- [Problem] Transcribe all records exactly.

(Dataset entries)
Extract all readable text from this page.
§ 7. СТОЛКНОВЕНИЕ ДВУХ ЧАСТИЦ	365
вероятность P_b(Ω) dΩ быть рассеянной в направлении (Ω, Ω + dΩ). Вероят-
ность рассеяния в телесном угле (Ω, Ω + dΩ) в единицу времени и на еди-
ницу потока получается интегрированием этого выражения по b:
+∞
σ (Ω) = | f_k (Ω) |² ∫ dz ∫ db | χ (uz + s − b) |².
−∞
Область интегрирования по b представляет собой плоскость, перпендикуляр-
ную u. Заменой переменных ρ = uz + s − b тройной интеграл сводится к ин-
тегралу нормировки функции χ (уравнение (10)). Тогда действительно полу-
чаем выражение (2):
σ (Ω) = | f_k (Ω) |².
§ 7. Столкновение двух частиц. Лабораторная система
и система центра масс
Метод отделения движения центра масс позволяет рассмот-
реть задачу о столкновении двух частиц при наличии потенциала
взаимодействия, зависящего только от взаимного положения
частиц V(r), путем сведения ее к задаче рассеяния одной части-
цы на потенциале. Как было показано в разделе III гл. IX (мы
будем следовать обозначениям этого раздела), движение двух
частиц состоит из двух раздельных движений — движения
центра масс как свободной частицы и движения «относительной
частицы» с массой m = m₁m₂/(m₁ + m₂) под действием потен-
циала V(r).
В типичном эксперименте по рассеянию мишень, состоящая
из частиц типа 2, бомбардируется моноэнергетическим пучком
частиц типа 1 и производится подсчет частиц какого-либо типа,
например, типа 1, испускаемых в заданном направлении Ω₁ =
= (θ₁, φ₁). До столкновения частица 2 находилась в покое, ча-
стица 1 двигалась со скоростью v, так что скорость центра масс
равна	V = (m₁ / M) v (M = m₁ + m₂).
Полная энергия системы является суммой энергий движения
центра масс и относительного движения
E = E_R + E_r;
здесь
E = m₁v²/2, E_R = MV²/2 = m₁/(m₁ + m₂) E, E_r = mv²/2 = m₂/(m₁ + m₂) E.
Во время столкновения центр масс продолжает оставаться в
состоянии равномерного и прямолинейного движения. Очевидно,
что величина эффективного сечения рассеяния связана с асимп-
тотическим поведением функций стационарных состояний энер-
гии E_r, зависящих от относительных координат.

- [Full answer]
Extract all readable text from this page.
§ 7. СТОЛКНОВЕНИЕ ДВУХ ЧАСТИЦ	365
вероятность P_b(Ω) dΩ быть рассеянной в направлении (Ω, Ω + dΩ). Вероят-
ность рассеяния в телесном угле (Ω, Ω + dΩ) в единицу времени и на еди-
ницу потока получается интегрированием этого выражения по b:
+∞
σ (Ω) = | f_k (Ω) |² ∫ dz ∫ db | χ (uz + s − b) |².
−∞
Область интегрирования по b представляет собой плоскость, перпендикуляр-
ную u. Заменой переменных ρ = uz + s − b тройной интеграл сводится к ин-
тегралу нормировки функции χ (уравнение (10)). Тогда действительно полу-
чаем выражение (2):
σ (Ω) = | f_k (Ω) |².
§ 7. Столкновение двух частиц. Лабораторная система
и система центра масс
Метод отделения движения центра масс позволяет рассмот-
реть задачу о столкновении двух частиц при наличии потенциала
взаимодействия, зависящего только от взаимного положения
частиц V(r), путем сведения ее к задаче рассеяния одной части-
цы на потенциале. Как было показано в разделе III гл. IX (мы
будем следовать обозначениям этого раздела), движение двух
частиц состоит из двух раздельных движений — движения
центра масс как свободной частицы и движения «относительной
частицы» с массой m = m₁m₂/(m₁ + m₂) под действием потен-
циала V(r).
В типичном эксперименте по рассеянию мишень, состоящая
из частиц типа 2, бомбардируется моноэнергетическим пучком
частиц типа 1 и производится подсчет частиц какого-либо типа,
например, типа 1, испускаемых в заданном направлении Ω₁ =
= (θ₁, φ₁). До столкновения частица 2 находилась в покое, ча-
стица 1 двигалась со скоростью v, так что скорость центра масс
равна	V = (m₁ / M) v (M = m₁ + m₂).
Полная энергия системы является суммой энергий движения
центра масс и относительного движения
E = E_R + E_r;
здесь
E = m₁v²/2, E_R = MV²/2 = m₁/(m₁ + m₂) E, E_r = mv²/2 = m₂/(m₁ + m₂) E.
Во время столкновения центр масс продолжает оставаться в
состоянии равномерного и прямолинейного движения. Очевидно,
что величина эффективного сечения рассеяния связана с асимп-
тотическим поведением функций стационарных состояний энер-
гии E_r, зависящих от относительных координат.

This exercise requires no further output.